[Stored items from a collection]
★ ★ ★ ★

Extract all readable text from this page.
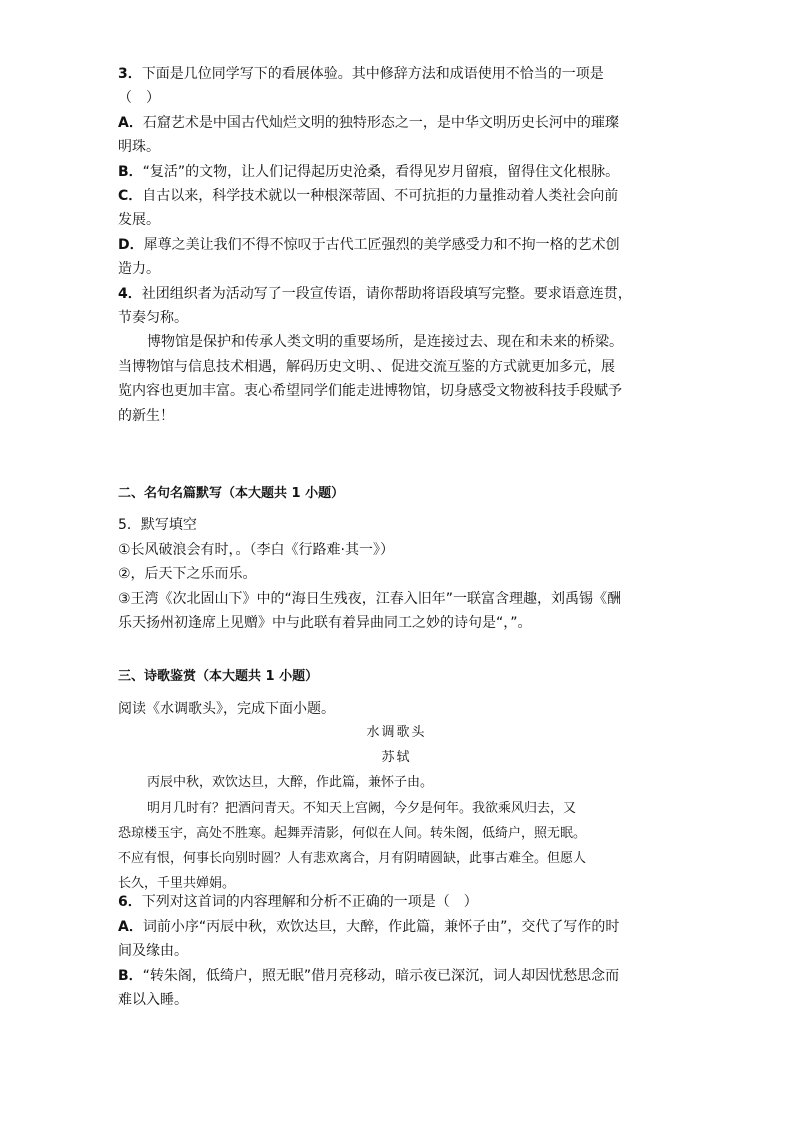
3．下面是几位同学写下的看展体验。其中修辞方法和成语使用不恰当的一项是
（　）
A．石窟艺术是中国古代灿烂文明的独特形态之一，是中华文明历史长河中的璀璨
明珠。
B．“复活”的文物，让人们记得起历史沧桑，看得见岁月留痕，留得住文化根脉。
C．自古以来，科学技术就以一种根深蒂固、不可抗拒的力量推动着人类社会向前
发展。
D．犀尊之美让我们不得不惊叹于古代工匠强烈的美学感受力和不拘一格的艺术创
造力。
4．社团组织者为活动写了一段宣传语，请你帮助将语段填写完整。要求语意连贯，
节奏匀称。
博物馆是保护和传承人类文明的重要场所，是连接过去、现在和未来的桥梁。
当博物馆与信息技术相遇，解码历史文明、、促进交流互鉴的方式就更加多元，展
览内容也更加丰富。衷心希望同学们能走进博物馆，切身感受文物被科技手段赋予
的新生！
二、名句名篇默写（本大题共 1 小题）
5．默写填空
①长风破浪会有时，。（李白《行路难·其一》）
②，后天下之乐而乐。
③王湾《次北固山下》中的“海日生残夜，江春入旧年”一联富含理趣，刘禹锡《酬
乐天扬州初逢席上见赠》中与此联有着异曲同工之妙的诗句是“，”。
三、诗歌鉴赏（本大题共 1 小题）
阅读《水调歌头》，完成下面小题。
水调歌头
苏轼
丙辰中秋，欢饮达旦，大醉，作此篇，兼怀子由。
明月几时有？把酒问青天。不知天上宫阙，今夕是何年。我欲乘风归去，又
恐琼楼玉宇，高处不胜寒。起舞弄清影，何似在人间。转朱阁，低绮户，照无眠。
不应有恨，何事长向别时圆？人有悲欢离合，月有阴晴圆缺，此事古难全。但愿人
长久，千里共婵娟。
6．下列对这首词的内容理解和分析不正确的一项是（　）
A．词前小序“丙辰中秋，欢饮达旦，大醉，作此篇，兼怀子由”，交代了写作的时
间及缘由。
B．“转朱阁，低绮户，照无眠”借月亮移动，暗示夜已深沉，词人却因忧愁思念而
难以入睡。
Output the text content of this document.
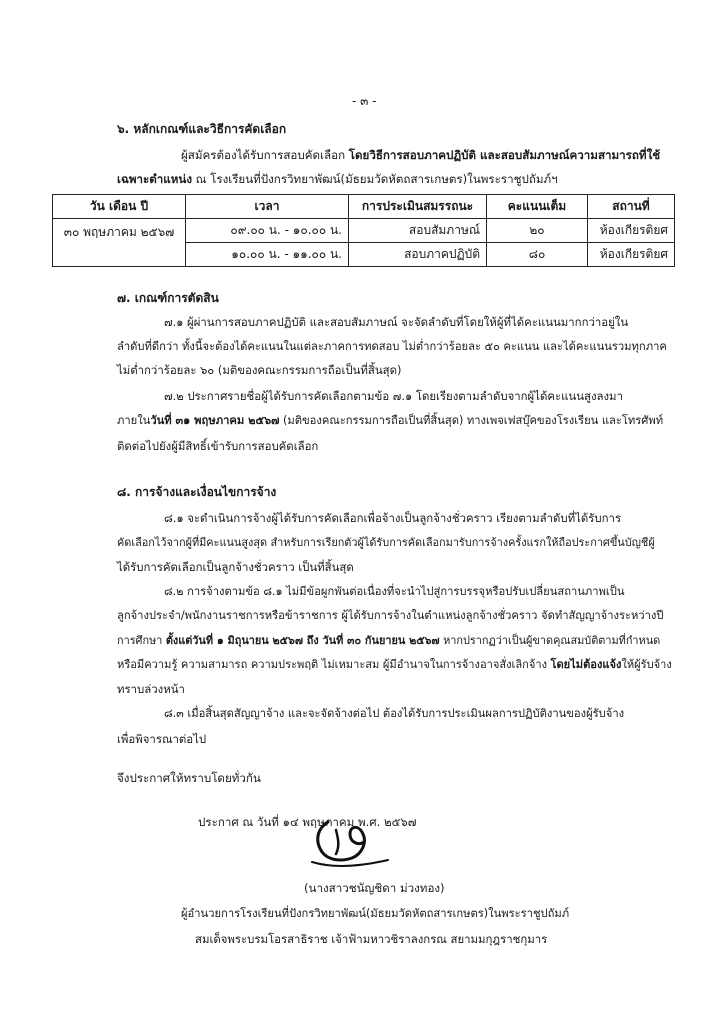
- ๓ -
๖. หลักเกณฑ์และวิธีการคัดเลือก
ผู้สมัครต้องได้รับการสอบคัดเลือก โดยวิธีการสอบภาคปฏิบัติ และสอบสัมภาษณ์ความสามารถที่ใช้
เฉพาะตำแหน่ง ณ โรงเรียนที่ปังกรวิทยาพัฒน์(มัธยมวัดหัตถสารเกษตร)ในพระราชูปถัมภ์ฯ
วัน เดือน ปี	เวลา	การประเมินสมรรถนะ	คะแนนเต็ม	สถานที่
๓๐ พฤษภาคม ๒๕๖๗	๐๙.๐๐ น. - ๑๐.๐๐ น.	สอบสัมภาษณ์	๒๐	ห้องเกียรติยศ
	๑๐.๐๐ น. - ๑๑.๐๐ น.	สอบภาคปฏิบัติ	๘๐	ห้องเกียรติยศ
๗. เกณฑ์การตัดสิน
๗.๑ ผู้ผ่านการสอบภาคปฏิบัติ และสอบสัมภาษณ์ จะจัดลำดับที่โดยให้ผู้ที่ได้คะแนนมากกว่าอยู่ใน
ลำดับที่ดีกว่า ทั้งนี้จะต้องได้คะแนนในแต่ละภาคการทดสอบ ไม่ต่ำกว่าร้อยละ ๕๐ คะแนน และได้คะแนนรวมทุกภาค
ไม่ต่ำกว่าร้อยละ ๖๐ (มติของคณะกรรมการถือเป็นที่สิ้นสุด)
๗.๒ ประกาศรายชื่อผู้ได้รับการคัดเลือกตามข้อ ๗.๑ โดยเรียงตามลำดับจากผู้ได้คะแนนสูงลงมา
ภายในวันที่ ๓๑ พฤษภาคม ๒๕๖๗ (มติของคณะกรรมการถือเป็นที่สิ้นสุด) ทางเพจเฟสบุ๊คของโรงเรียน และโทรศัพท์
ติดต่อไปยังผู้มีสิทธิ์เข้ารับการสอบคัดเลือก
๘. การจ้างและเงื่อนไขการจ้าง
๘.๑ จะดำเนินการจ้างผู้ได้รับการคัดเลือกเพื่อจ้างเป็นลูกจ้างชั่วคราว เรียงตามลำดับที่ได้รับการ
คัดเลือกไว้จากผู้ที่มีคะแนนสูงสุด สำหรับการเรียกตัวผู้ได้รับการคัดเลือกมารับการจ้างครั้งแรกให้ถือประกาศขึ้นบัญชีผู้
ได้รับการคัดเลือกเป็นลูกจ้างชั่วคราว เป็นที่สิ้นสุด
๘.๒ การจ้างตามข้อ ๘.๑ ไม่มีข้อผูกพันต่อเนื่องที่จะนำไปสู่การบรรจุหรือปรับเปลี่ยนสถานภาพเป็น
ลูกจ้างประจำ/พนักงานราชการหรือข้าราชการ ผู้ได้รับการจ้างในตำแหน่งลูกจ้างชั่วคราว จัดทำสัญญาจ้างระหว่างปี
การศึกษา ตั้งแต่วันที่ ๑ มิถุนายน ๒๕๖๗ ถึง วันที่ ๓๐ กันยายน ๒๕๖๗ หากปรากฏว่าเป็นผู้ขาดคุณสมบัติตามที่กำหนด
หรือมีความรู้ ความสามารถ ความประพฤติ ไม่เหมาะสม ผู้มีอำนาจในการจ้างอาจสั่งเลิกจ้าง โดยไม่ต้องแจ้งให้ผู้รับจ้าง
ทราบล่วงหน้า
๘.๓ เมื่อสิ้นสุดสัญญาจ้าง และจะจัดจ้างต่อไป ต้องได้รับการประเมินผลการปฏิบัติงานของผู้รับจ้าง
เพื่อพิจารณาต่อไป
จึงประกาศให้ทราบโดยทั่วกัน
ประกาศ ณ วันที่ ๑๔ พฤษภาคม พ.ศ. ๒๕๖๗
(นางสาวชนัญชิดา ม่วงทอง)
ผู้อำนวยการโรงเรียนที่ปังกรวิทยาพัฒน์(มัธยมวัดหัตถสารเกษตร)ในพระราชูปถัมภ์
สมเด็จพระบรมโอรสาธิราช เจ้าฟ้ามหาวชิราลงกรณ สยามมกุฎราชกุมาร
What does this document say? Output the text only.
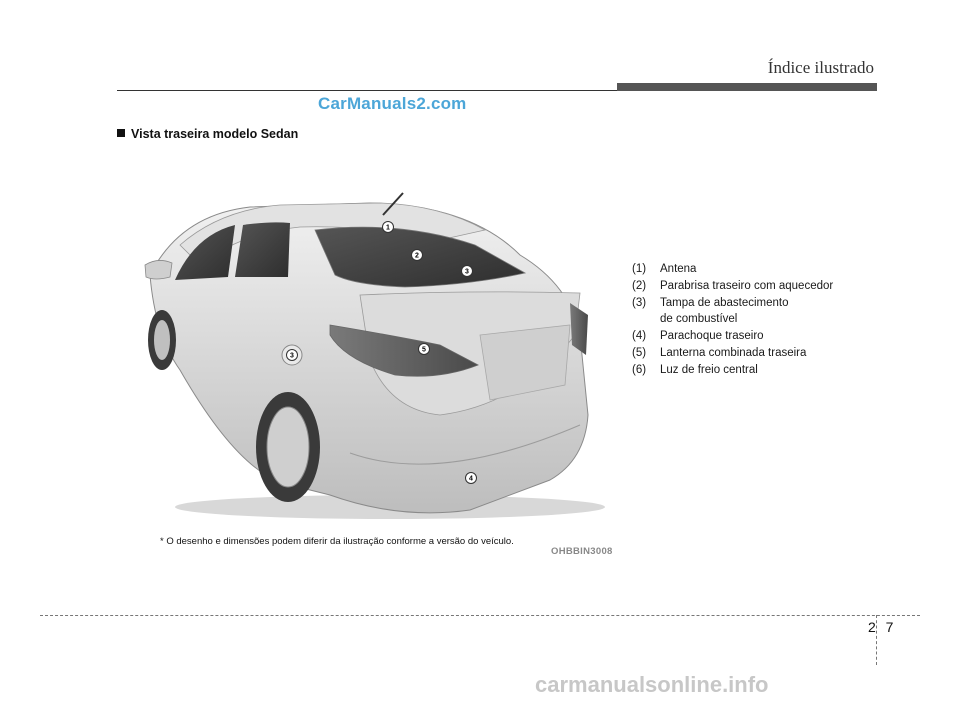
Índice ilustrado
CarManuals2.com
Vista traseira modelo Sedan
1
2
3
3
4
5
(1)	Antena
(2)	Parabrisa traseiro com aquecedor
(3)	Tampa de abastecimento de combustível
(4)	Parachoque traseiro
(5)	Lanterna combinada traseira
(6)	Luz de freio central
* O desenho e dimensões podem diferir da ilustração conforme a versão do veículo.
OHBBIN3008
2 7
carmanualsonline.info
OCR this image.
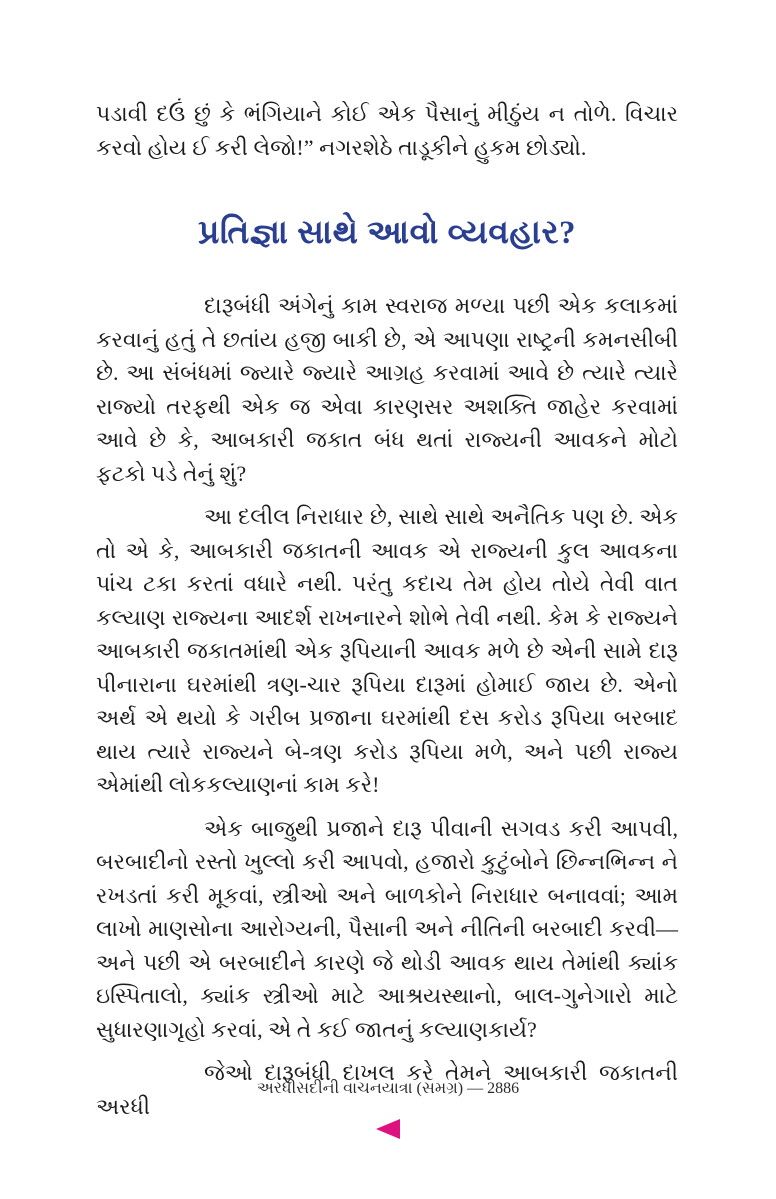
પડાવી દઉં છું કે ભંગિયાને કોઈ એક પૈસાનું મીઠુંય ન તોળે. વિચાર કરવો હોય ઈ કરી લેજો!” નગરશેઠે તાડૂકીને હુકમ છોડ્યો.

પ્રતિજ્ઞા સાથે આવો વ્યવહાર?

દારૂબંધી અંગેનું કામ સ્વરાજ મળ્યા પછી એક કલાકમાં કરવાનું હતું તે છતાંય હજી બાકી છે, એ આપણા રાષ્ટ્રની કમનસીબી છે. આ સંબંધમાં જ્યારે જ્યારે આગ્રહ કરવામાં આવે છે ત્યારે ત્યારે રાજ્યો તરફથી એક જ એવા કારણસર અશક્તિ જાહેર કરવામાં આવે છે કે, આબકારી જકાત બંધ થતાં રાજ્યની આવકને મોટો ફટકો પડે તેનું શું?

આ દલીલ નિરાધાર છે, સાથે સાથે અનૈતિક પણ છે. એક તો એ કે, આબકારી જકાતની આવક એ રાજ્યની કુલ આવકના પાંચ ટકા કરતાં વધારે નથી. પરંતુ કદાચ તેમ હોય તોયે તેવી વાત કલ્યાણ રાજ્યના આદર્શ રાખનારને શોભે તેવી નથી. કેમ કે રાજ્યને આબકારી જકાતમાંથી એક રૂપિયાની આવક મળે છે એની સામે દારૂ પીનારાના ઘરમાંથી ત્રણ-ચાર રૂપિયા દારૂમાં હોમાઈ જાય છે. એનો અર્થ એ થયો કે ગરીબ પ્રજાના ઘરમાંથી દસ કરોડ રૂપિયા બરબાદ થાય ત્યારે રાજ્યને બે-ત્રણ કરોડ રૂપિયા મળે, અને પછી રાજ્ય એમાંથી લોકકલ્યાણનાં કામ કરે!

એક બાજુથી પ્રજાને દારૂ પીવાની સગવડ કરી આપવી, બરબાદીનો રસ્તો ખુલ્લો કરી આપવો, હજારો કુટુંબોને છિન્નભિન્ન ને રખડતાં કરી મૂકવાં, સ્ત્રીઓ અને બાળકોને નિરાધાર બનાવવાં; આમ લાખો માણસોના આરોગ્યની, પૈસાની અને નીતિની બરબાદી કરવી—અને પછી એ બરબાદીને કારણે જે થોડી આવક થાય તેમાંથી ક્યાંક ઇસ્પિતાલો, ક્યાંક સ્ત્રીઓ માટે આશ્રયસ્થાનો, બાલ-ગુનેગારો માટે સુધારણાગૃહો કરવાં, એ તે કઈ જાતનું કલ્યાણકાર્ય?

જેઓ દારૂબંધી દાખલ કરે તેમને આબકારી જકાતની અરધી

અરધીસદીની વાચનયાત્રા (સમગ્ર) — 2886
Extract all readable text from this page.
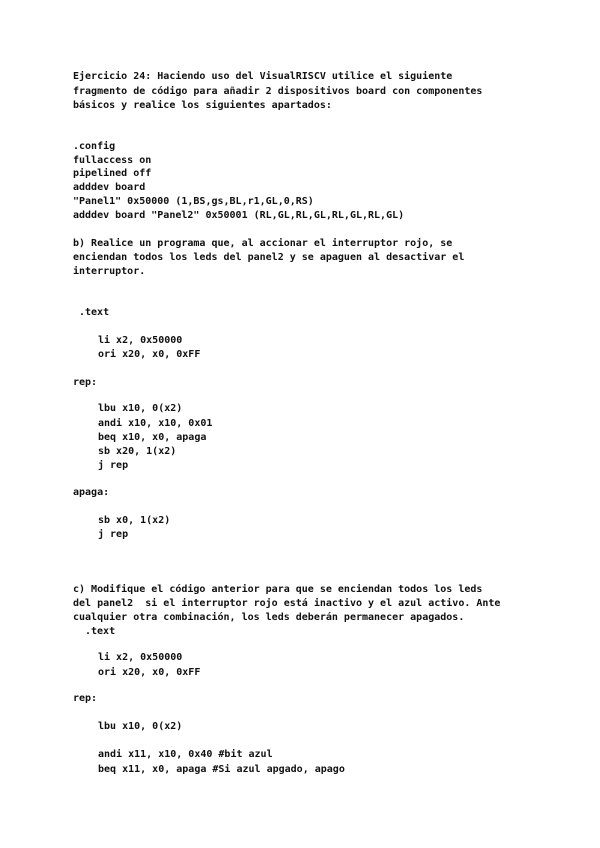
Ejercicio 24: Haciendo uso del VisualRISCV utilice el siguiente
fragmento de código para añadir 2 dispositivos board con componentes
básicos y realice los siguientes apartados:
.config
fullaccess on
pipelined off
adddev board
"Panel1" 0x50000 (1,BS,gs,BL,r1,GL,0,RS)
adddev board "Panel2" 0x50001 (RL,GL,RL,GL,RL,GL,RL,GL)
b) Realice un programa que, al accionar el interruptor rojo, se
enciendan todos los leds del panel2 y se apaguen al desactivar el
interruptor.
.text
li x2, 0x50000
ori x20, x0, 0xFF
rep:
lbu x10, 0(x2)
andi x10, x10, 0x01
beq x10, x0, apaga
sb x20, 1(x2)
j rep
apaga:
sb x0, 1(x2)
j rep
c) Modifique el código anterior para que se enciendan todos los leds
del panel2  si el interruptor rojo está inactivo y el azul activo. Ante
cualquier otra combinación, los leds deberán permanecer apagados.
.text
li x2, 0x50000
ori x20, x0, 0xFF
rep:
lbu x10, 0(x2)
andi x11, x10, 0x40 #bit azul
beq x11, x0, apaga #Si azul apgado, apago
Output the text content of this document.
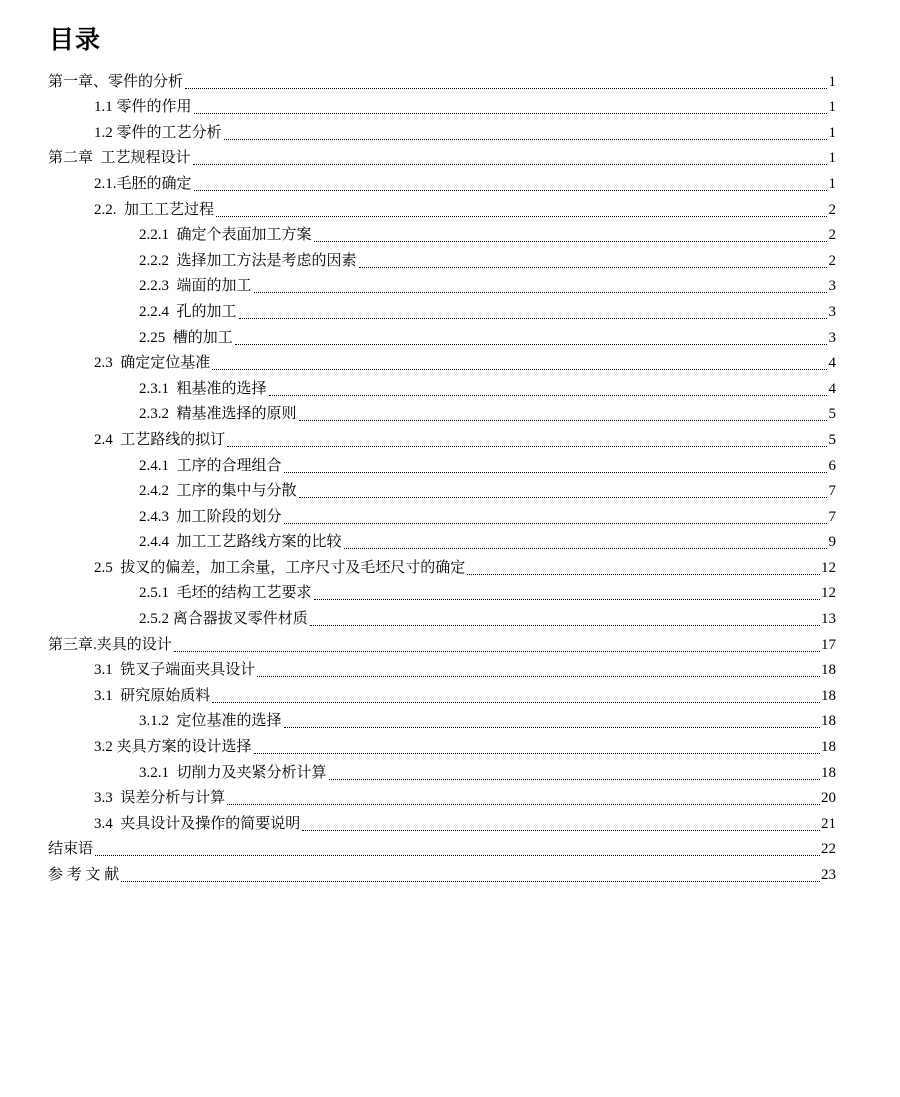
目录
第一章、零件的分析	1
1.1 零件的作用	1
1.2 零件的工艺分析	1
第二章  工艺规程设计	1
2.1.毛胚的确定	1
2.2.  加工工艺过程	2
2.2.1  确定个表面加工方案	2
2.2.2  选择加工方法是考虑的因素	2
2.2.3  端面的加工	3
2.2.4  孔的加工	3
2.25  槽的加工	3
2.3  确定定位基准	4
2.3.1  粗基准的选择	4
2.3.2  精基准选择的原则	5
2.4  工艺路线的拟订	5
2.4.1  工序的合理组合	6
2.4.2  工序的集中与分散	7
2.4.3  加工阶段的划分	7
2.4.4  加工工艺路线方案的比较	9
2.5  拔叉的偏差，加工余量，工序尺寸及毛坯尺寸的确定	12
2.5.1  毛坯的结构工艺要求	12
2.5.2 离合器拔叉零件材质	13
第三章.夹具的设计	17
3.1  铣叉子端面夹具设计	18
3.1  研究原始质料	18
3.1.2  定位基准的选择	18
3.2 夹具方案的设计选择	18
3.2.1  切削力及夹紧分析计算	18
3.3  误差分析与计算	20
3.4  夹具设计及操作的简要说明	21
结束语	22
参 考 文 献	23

★ ★ ★ ★

- WHAT YOU ARE ASKED TO DO -
Look through the material above. Copy each line where the word "board" appears.

- THE REPLY -
fragmento de código para añadir 2 dispositivos board con componentes
adddev board
adddev board "Panel2" 0x50001 (RL,GL,RL,GL,RL,GL,RL,GL)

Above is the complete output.